Copy the lines of the records verbatim, starting with the line that contains "class-title: Group Piano: [1142, 637, 1350, 678]" and ending after the line that contains "separator: -: [1202, 233, 1211, 259]".

• The input:

┏━━

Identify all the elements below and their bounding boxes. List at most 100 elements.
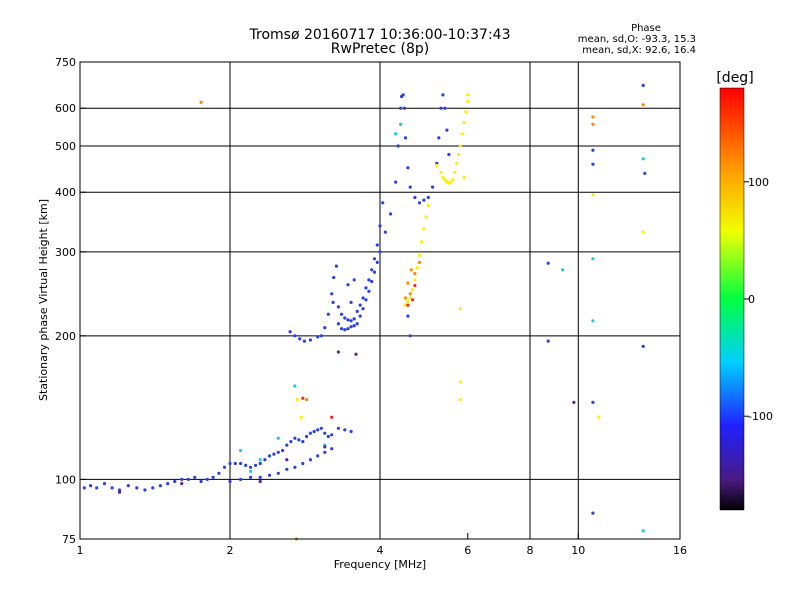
data-point — [426, 195, 430, 200]
data-point — [316, 428, 320, 432]
data-point — [394, 132, 398, 136]
data-point — [403, 136, 408, 140]
data-point — [343, 328, 347, 332]
data-point — [453, 170, 457, 175]
data-point — [330, 292, 334, 296]
data-point — [591, 400, 595, 404]
y-tick-label: 750 — [55, 56, 76, 69]
chart-subtitle: RwPretec (8p) — [331, 41, 429, 57]
x-axis-ticks: 1 2 4 6 8 10 16 — [77, 533, 687, 557]
data-point — [394, 180, 398, 184]
data-point — [408, 185, 412, 189]
data-point — [312, 429, 316, 434]
y-tick-label: 200 — [55, 330, 76, 343]
data-point — [293, 436, 297, 440]
x-tick-label: 1 — [77, 544, 84, 557]
data-point — [186, 477, 190, 481]
data-point — [308, 431, 312, 435]
data-point — [89, 484, 93, 488]
data-point — [228, 461, 232, 466]
data-point — [641, 529, 645, 533]
data-point — [591, 193, 595, 197]
data-point — [413, 283, 417, 288]
data-point — [346, 318, 350, 322]
data-point — [408, 292, 412, 296]
data-point — [330, 433, 334, 437]
data-point — [82, 486, 86, 490]
data-point — [135, 486, 139, 490]
data-point — [102, 482, 107, 486]
colorbar-label: [deg] — [716, 70, 753, 86]
data-point — [415, 266, 419, 270]
data-point — [591, 115, 595, 119]
data-point — [276, 471, 280, 475]
data-point — [343, 428, 347, 432]
data-point — [336, 305, 340, 309]
data-point — [458, 398, 462, 402]
data-point — [597, 415, 601, 419]
data-point — [276, 450, 280, 454]
data-point — [158, 484, 162, 488]
data-point — [441, 93, 445, 97]
data-point — [399, 106, 403, 110]
data-point — [126, 484, 130, 488]
data-point — [367, 289, 371, 293]
data-point — [233, 461, 237, 466]
data-point — [299, 415, 303, 419]
data-point — [249, 469, 253, 473]
phase-stats-o: mean, sd,O: -93.3, 15.3 — [578, 34, 696, 45]
data-point — [302, 339, 306, 343]
data-point — [285, 443, 289, 447]
data-point — [258, 458, 262, 462]
data-point — [308, 338, 312, 342]
data-point — [641, 103, 645, 107]
data-point — [276, 436, 280, 440]
data-point — [591, 122, 595, 126]
data-point — [301, 440, 305, 444]
x-tick-label: 8 — [527, 544, 534, 557]
data-point — [426, 204, 430, 208]
data-point — [336, 322, 340, 326]
data-point — [352, 324, 356, 328]
data-point — [332, 275, 336, 280]
data-point — [319, 426, 323, 430]
data-point — [462, 120, 466, 125]
data-point — [401, 93, 405, 97]
data-point — [406, 281, 410, 285]
data-point — [641, 344, 645, 348]
data-point — [406, 303, 410, 307]
y-axis-label: Stationary phase Virtual Height [km] — [37, 199, 50, 401]
data-point — [546, 261, 550, 265]
data-point — [323, 450, 327, 454]
y-tick-label: 500 — [55, 140, 76, 153]
data-point — [422, 227, 426, 231]
data-point — [334, 264, 338, 268]
data-point — [591, 511, 595, 515]
data-point — [458, 307, 462, 311]
data-point — [95, 486, 99, 490]
data-point — [408, 334, 412, 338]
data-point — [305, 434, 309, 439]
data-point — [358, 303, 362, 307]
data-point — [340, 312, 344, 316]
y-tick-label: 600 — [55, 102, 76, 115]
data-point — [199, 479, 203, 484]
data-point — [323, 431, 327, 435]
data-point — [411, 288, 415, 292]
data-point — [464, 110, 468, 114]
data-point — [297, 438, 301, 442]
data-point — [343, 316, 347, 320]
data-point — [285, 458, 289, 462]
data-point — [406, 166, 410, 170]
data-point — [456, 152, 461, 157]
data-point — [572, 400, 576, 404]
data-point — [180, 477, 184, 481]
data-point — [591, 162, 595, 166]
y-tick-label: 300 — [55, 246, 76, 259]
x-tick-label: 4 — [377, 544, 384, 557]
data-point — [375, 260, 379, 264]
data-point — [281, 448, 285, 453]
data-point — [349, 319, 353, 323]
data-point — [239, 461, 243, 466]
data-point — [458, 144, 462, 148]
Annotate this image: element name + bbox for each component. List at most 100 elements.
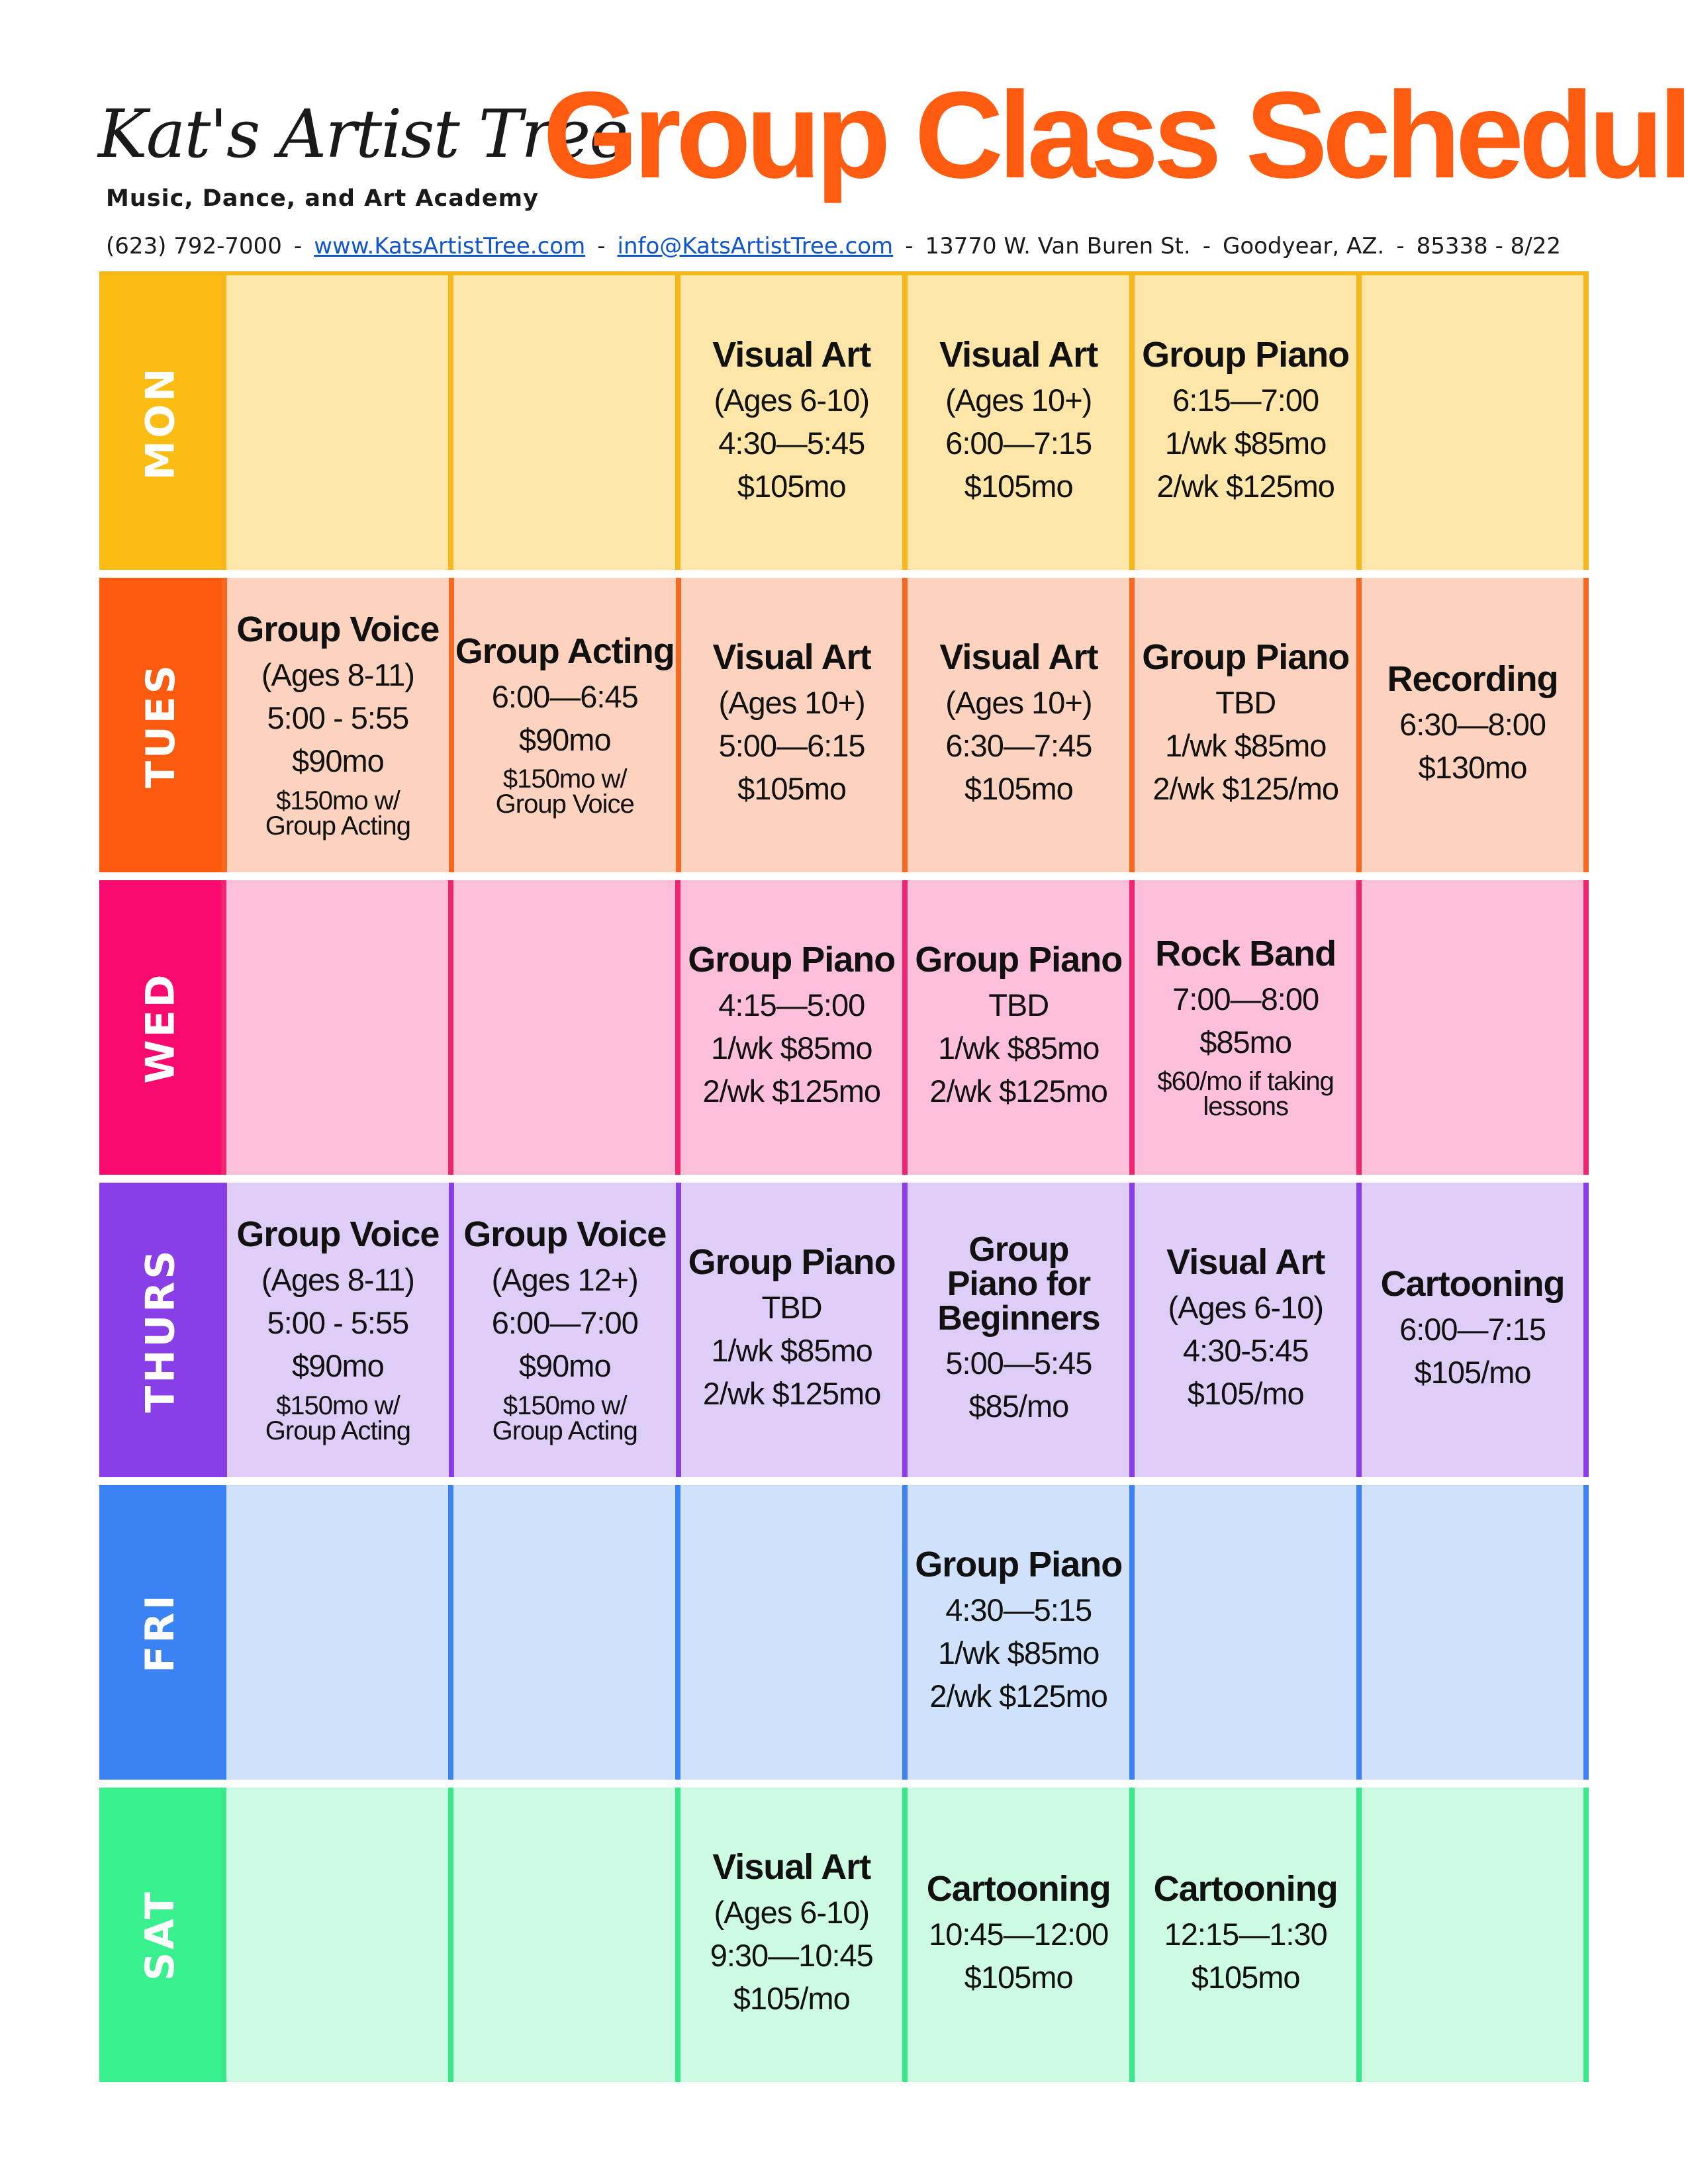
class-title: Group Piano: [1142, 637, 1350, 678]
grid-top-border: [99, 271, 1589, 275]
separator: -: [1396, 233, 1405, 259]
class-detail: $105mo: [1191, 1959, 1301, 1995]
day-label: MON: [137, 365, 184, 480]
separator: -: [597, 233, 606, 259]
class-detail: 5:00—6:15: [718, 728, 866, 764]
empty-cell: [1362, 1788, 1589, 2082]
class-detail: 6:00—7:15: [945, 426, 1092, 461]
class-cell: Visual Art (Ages 6-10) 4:30-5:45 $105/mo: [1135, 1183, 1362, 1477]
empty-cell: [221, 880, 454, 1175]
row-divider: [99, 874, 1589, 878]
class-detail: $105mo: [964, 770, 1074, 806]
class-detail: 1/wk $85mo: [711, 1030, 872, 1066]
class-detail: 1/wk $85mo: [1164, 426, 1327, 461]
city: Goodyear, AZ.: [1222, 233, 1385, 259]
class-title: Group Piano: [688, 940, 896, 980]
separator: -: [293, 233, 303, 259]
class-detail: 1/wk $85mo: [1165, 728, 1327, 764]
class-title: Group Voice: [236, 1214, 440, 1255]
zip-date: 85338 - 8/22: [1416, 233, 1562, 259]
empty-cell: [221, 275, 454, 570]
separator: -: [1202, 233, 1211, 259]
page-title: Group Class Schedule: [543, 67, 1688, 204]
day-label: FRI: [137, 1592, 184, 1673]
class-detail: $105mo: [964, 468, 1074, 504]
day-header: THURS: [99, 1183, 222, 1477]
class-cell: Cartooning 12:15—1:30 $105mo: [1135, 1788, 1362, 2082]
address: 13770 W. Van Buren St.: [925, 233, 1191, 259]
class-cell: Visual Art (Ages 10+) 6:00—7:15 $105mo: [908, 275, 1135, 570]
class-detail: 2/wk $125mo: [929, 1678, 1108, 1713]
class-cell: Group Piano TBD 1/wk $85mo 2/wk $125/mo: [1135, 578, 1362, 872]
class-title: Group Piano: [1142, 335, 1350, 375]
class-detail: 4:15—5:00: [718, 987, 865, 1023]
class-detail: 1/wk $85mo: [937, 1030, 1100, 1066]
class-detail: 12:15—1:30: [1164, 1916, 1328, 1952]
class-cell: Recording 6:30—8:00 $130mo: [1362, 578, 1589, 872]
class-detail: $85mo: [1199, 1024, 1292, 1060]
class-detail: (Ages 8-11): [261, 1262, 415, 1298]
class-detail: 10:45—12:00: [929, 1916, 1109, 1952]
class-cell: Visual Art (Ages 10+) 5:00—6:15 $105mo: [680, 578, 908, 872]
class-title: Group Piano: [915, 940, 1123, 980]
class-title: Recording: [1387, 659, 1559, 699]
class-title: Visual Art: [712, 1847, 871, 1888]
class-detail: $105/mo: [733, 1980, 851, 2016]
class-cell: Group Piano 6:15—7:00 1/wk $85mo 2/wk $125m…: [1135, 275, 1362, 570]
class-detail: 6:30—7:45: [945, 728, 1092, 764]
class-detail: (Ages 12+): [491, 1262, 639, 1298]
class-detail: $105mo: [964, 1959, 1074, 1995]
class-note: $60/mo if taking lessons: [1157, 1067, 1334, 1122]
class-note: $150mo w/ Group Acting: [265, 1390, 411, 1445]
class-detail: $105mo: [737, 468, 847, 504]
class-detail: 2/wk $125/mo: [1152, 770, 1339, 806]
empty-cell: [453, 1485, 681, 1780]
empty-cell: [453, 275, 681, 570]
class-detail: 6:00—7:15: [1399, 1311, 1546, 1347]
day-label: TUES: [137, 662, 184, 788]
empty-cell: [221, 1788, 454, 2082]
class-detail: (Ages 6-10): [714, 1895, 870, 1931]
class-detail: (Ages 6-10): [714, 383, 870, 418]
class-detail: 1/wk $85mo: [711, 1333, 872, 1369]
class-detail: 2/wk $125mo: [1156, 468, 1335, 504]
empty-cell: [680, 1485, 908, 1780]
class-note: $150mo w/ Group Acting: [492, 1390, 638, 1445]
class-title: Group Piano: [688, 1242, 896, 1283]
website-link[interactable]: www.KatsArtistTree.com: [314, 233, 586, 259]
class-detail: $105mo: [737, 770, 847, 806]
day-row-wed: WED Group Piano 4:15—5:00 1/wk $85mo 2/wk $1…: [99, 880, 1589, 1175]
class-detail: 6:15—7:00: [1172, 383, 1319, 418]
class-detail: $90mo: [518, 1347, 612, 1383]
class-detail: (Ages 6-10): [1168, 1290, 1324, 1326]
class-detail: TBD: [761, 1290, 823, 1326]
class-detail: 2/wk $125mo: [702, 1375, 882, 1411]
class-detail: 6:00—7:00: [491, 1305, 639, 1341]
schedule-grid: MON Visual Art (Ages 6-10) 4:30—5:45 $105mo V…: [99, 271, 1589, 2082]
class-detail: $105/mo: [1414, 1354, 1532, 1390]
contact-bar: (623) 792-7000 - www.KatsArtistTree.com …: [106, 233, 1589, 259]
class-detail: 2/wk $125mo: [929, 1073, 1108, 1109]
class-detail: (Ages 8-11): [261, 657, 415, 693]
logo-tagline: Music, Dance, and Art Academy: [106, 185, 539, 212]
row-divider: [99, 1782, 1589, 1786]
day-label: SAT: [137, 1889, 184, 1981]
class-detail: 7:00—8:00: [1172, 981, 1319, 1017]
class-detail: $90mo: [292, 743, 385, 778]
class-title: Cartooning: [1153, 1868, 1338, 1909]
empty-cell: [453, 880, 681, 1175]
class-detail: 1/wk $85mo: [937, 1635, 1100, 1671]
class-detail: TBD: [988, 987, 1049, 1023]
class-title: Cartooning: [1380, 1263, 1566, 1304]
class-title: Visual Art: [939, 637, 1098, 678]
empty-cell: [221, 1485, 454, 1780]
day-label: THURS: [137, 1247, 184, 1413]
class-detail: (Ages 10+): [718, 685, 865, 721]
day-row-mon: MON Visual Art (Ages 6-10) 4:30—5:45 $105mo V…: [99, 275, 1589, 570]
email-link[interactable]: info@KatsArtistTree.com: [617, 233, 894, 259]
phone: (623) 792-7000: [106, 233, 282, 259]
class-title: Visual Art: [939, 335, 1098, 375]
day-header: SAT: [99, 1788, 222, 2082]
class-cell: Group Voice (Ages 8-11) 5:00 - 5:55 $90mo $1…: [222, 1183, 454, 1477]
empty-cell: [1135, 1485, 1362, 1780]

┗━━

• Final answer:
class-title: Group Piano: [1142, 637, 1350, 678]
grid-top-border: [99, 271, 1589, 275]
separator: -: [1396, 233, 1405, 259]
class-detail: $105mo: [1191, 1959, 1301, 1995]
day-label: MON: [137, 365, 184, 480]
separator: -: [597, 233, 606, 259]
class-detail: 5:00—6:15: [718, 728, 866, 764]
empty-cell: [1362, 1788, 1589, 2082]
class-detail: 6:00—7:15: [945, 426, 1092, 461]
class-cell: Visual Art (Ages 6-10) 4:30-5:45 $105/mo: [1135, 1183, 1362, 1477]
empty-cell: [221, 880, 454, 1175]
row-divider: [99, 874, 1589, 878]
class-detail: $105mo: [964, 770, 1074, 806]
class-detail: 1/wk $85mo: [711, 1030, 872, 1066]
class-detail: 1/wk $85mo: [1164, 426, 1327, 461]
city: Goodyear, AZ.: [1222, 233, 1385, 259]
class-title: Group Piano: [688, 940, 896, 980]
separator: -: [293, 233, 303, 259]
class-detail: 1/wk $85mo: [1165, 728, 1327, 764]
class-title: Group Voice: [236, 1214, 440, 1255]
zip-date: 85338 - 8/22: [1416, 233, 1562, 259]
empty-cell: [221, 275, 454, 570]
separator: -: [1202, 233, 1211, 259]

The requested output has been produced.